Which of the lines below hold the word "objetos"? Pull each of them out.

* [ENTRIES SHOWN]
+--
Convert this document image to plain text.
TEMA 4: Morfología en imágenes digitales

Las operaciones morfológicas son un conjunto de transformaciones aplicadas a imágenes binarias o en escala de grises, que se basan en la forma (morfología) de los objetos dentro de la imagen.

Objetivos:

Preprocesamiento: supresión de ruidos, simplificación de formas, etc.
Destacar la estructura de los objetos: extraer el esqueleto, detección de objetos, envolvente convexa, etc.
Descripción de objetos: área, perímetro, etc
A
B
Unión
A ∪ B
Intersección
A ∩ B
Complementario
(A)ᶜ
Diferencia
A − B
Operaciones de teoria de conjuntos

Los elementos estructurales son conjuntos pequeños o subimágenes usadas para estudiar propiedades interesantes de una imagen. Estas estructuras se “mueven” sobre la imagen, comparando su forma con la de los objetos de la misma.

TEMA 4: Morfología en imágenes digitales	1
+--
* [PROBLEM SOLUTION]
Las operaciones morfológicas son un conjunto de transformaciones aplicadas a imágenes binarias o en escala de grises, que se basan en la forma (morfología) de los objetos dentro de la imagen.
Destacar la estructura de los objetos: extraer el esqueleto, detección de objetos, envolvente convexa, etc.
Descripción de objetos: área, perímetro, etc
Los elementos estructurales son conjuntos pequeños o subimágenes usadas para estudiar propiedades interesantes de una imagen. Estas estructuras se “mueven” sobre la imagen, comparando su forma con la de los objetos de la misma.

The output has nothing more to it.